* _Supplied records_:
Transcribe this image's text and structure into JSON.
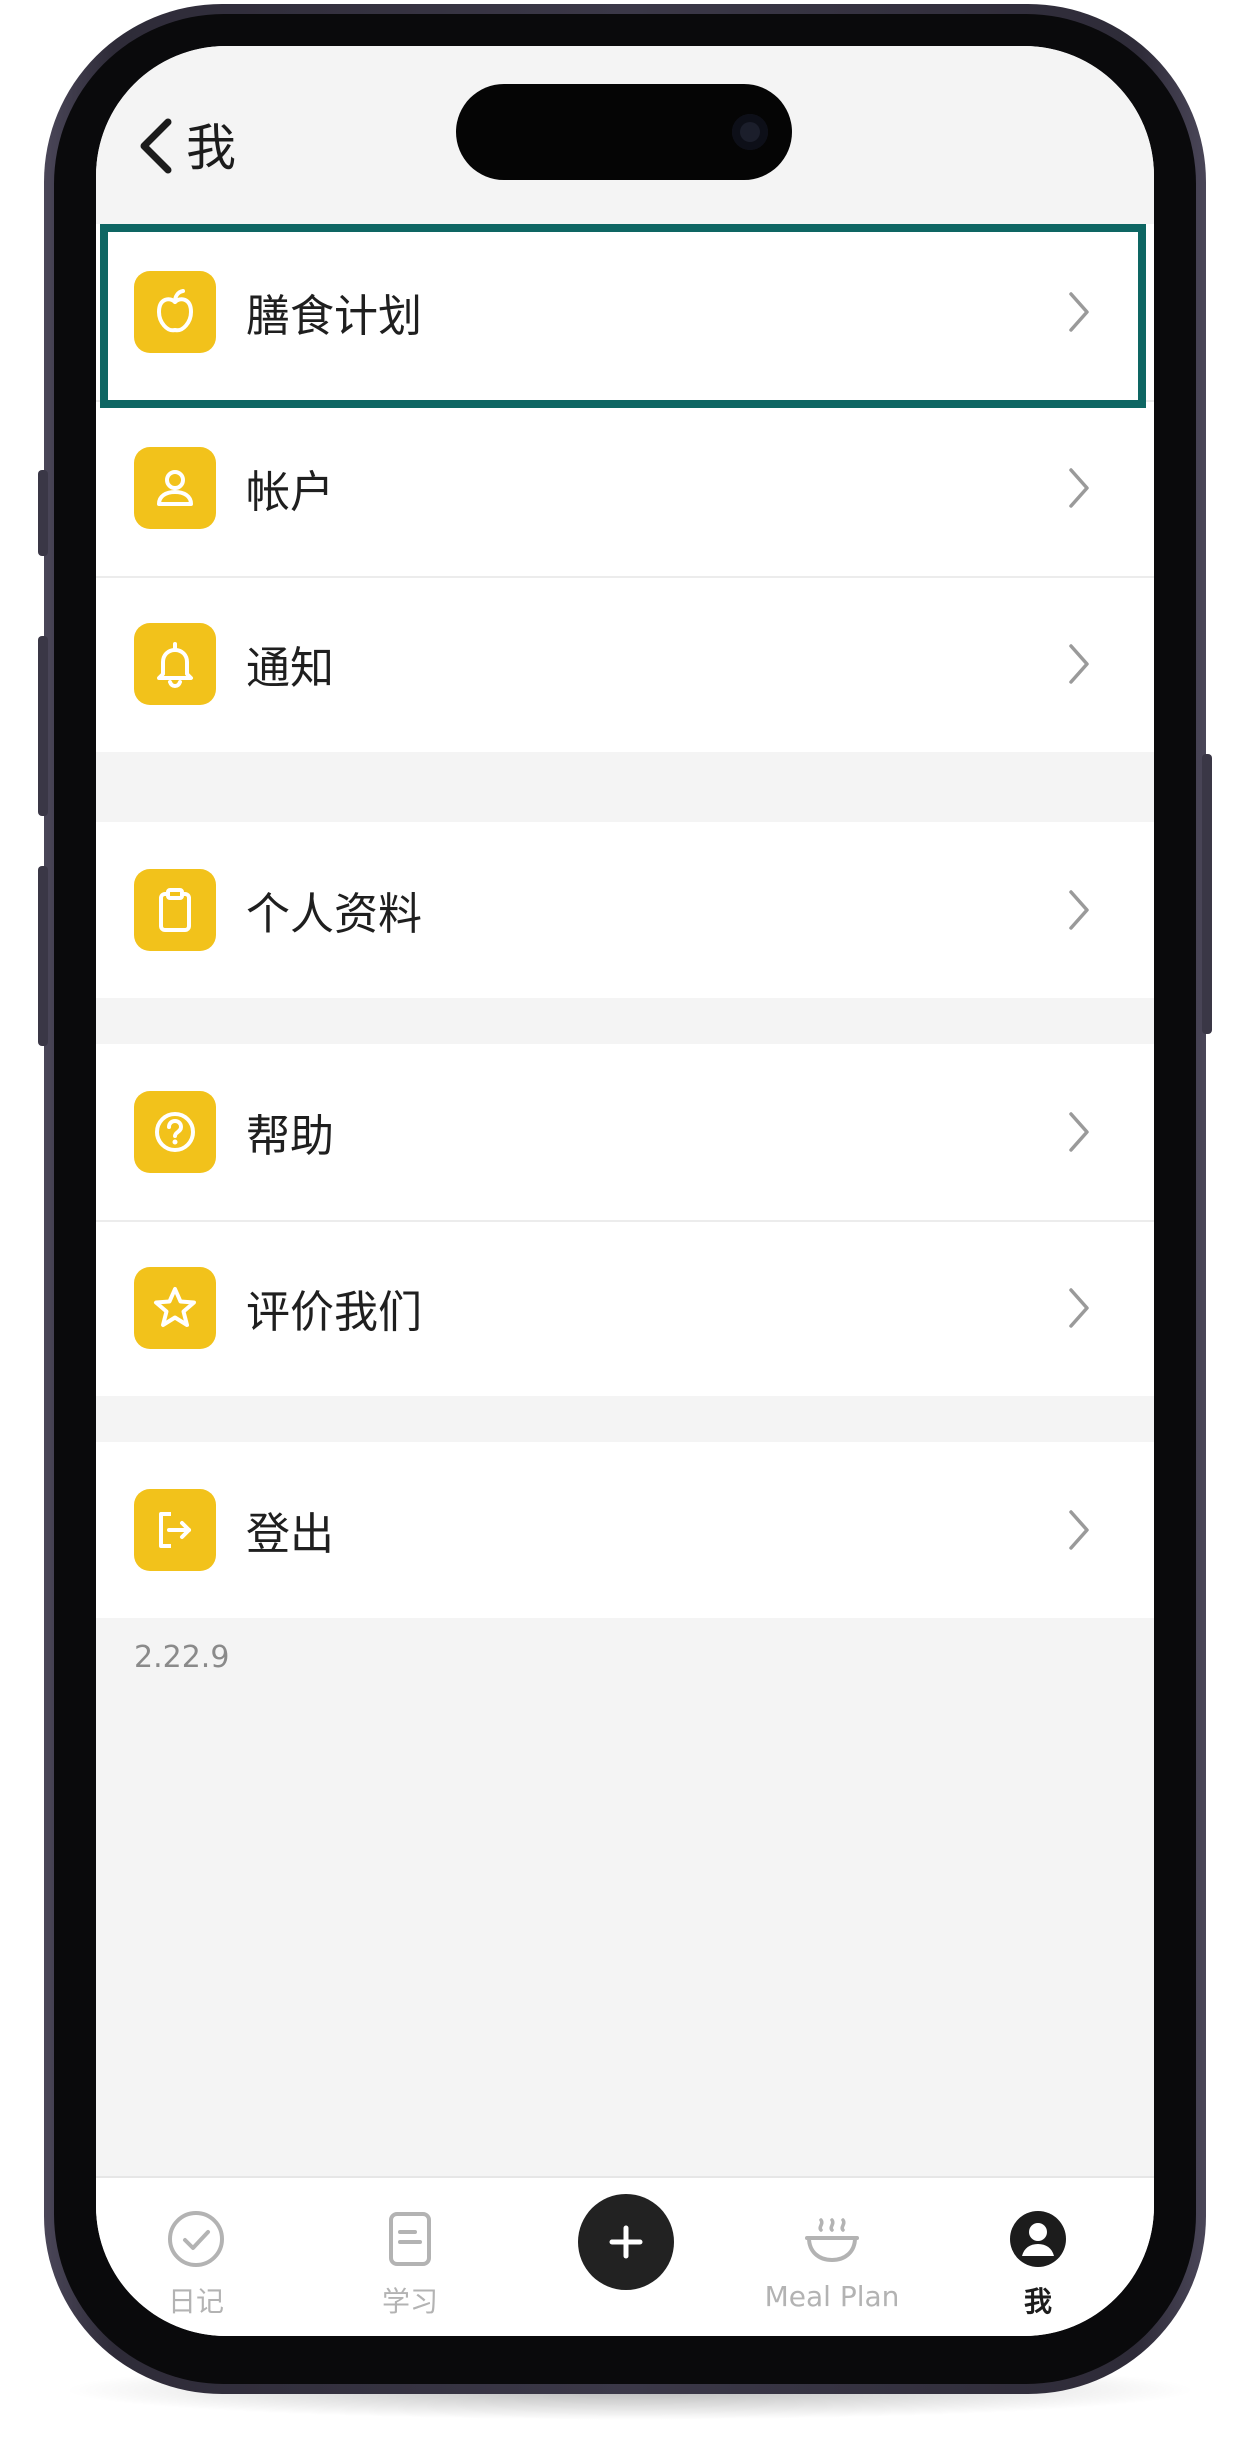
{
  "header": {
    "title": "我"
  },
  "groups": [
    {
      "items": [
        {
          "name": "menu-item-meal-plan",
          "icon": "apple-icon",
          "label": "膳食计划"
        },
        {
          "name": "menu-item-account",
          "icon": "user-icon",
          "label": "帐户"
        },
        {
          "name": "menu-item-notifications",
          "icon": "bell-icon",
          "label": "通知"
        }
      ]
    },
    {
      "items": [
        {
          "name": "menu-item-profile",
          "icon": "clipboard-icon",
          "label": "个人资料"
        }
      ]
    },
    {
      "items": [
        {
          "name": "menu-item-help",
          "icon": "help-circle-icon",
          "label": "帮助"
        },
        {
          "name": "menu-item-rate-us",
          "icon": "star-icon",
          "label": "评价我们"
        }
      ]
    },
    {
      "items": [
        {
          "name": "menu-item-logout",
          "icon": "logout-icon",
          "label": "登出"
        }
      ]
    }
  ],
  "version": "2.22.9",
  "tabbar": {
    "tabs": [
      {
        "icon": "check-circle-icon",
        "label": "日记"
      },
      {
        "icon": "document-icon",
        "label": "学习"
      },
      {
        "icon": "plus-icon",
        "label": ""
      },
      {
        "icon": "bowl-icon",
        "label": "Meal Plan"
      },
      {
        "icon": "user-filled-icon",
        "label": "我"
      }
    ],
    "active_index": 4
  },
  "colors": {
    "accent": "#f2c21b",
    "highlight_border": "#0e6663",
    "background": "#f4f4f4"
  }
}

==

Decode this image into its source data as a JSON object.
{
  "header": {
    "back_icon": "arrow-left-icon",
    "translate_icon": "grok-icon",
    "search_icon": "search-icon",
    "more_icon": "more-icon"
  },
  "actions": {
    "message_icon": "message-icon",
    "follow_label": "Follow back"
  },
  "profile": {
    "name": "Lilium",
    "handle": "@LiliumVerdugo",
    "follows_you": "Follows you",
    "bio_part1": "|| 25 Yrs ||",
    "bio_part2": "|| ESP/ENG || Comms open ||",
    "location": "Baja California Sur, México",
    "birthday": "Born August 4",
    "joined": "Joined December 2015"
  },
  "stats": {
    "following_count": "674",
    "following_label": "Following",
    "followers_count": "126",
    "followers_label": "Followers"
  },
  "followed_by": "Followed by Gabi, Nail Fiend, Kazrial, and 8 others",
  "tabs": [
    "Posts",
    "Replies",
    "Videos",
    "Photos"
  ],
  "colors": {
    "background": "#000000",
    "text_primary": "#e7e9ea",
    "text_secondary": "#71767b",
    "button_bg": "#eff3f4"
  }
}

--

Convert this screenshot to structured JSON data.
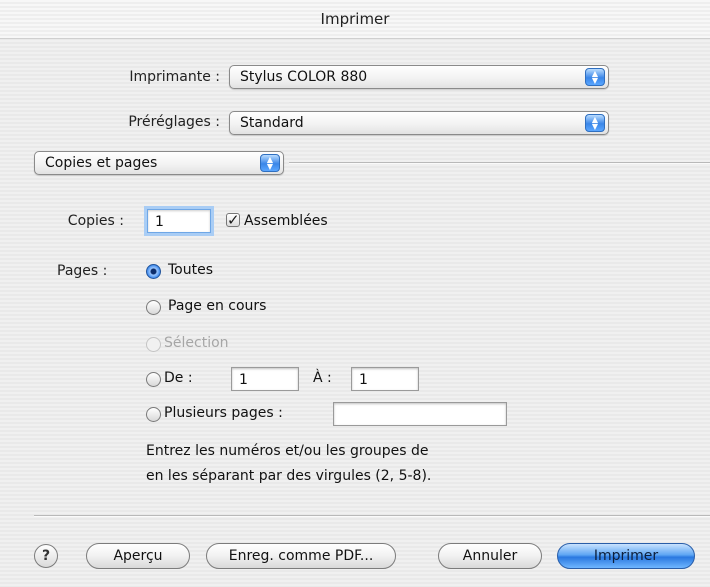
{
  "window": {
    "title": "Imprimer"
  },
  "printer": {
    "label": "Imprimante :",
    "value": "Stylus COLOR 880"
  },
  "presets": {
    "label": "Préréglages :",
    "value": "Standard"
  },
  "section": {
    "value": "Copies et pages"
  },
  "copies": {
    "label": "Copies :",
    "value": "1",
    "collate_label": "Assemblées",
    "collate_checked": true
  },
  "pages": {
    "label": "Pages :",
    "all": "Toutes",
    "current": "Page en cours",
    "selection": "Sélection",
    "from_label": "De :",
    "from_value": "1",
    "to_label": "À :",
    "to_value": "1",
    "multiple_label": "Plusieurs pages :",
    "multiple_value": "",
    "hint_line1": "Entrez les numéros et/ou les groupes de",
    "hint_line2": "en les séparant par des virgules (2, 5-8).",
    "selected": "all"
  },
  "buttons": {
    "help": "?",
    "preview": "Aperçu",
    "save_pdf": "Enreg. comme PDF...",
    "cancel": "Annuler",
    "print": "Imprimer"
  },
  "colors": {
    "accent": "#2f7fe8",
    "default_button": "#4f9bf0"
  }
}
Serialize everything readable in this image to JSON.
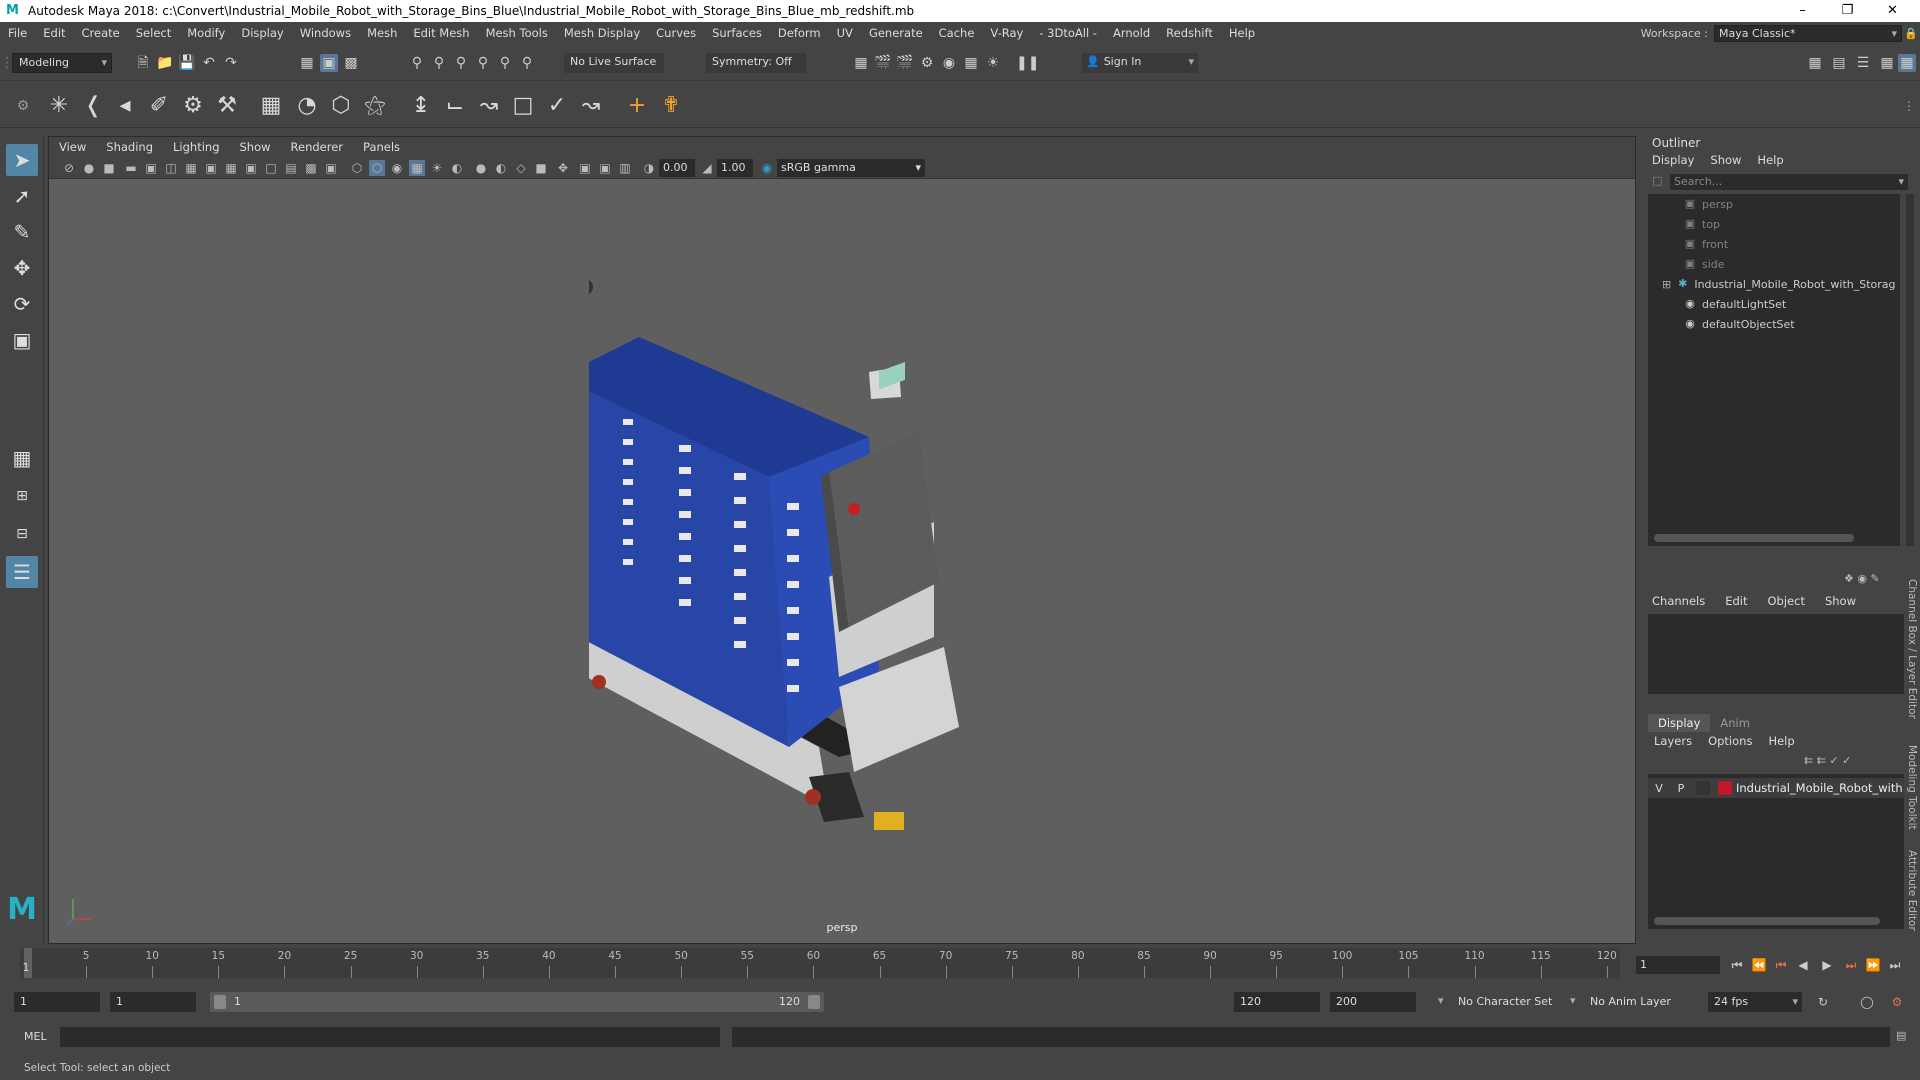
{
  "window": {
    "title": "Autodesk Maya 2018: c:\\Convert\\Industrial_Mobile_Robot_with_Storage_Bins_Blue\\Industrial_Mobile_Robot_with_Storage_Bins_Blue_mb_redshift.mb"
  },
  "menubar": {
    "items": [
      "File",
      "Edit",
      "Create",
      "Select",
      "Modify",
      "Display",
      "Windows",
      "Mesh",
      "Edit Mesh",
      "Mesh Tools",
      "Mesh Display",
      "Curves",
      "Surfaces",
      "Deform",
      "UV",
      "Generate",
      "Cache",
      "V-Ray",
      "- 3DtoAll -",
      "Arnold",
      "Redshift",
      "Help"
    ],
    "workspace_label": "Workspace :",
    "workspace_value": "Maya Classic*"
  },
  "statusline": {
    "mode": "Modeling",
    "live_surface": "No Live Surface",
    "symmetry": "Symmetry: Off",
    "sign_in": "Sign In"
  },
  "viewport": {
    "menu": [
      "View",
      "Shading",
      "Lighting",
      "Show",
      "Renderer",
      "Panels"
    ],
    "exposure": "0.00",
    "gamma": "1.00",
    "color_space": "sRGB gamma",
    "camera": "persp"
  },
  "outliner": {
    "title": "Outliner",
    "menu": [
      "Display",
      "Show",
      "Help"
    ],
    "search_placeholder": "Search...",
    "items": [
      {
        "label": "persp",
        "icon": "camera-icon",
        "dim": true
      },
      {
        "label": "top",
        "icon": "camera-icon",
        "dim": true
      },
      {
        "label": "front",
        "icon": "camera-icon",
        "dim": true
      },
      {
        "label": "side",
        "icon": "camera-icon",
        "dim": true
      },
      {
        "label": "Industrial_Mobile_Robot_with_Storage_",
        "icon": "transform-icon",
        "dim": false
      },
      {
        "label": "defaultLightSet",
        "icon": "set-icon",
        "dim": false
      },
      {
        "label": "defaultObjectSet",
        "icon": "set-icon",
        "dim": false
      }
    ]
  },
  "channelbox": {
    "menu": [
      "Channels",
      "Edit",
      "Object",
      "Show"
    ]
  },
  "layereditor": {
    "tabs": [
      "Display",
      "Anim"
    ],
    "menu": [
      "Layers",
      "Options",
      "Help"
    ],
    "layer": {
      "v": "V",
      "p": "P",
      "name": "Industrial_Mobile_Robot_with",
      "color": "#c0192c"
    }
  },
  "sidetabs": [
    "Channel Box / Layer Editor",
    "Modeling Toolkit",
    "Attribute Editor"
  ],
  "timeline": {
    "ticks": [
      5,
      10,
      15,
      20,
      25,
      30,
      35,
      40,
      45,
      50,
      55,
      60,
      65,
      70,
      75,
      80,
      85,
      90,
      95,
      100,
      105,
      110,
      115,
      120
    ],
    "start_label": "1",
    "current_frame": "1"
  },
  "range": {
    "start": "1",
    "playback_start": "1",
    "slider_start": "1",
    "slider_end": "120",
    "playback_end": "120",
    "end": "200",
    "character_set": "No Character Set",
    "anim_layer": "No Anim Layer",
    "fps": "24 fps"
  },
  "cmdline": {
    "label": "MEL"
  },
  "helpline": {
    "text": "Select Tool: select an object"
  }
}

* _Stated problem_: Say how many lines of the listing above contain "Convert", with no other words.

* _Reply to the exercise_: 2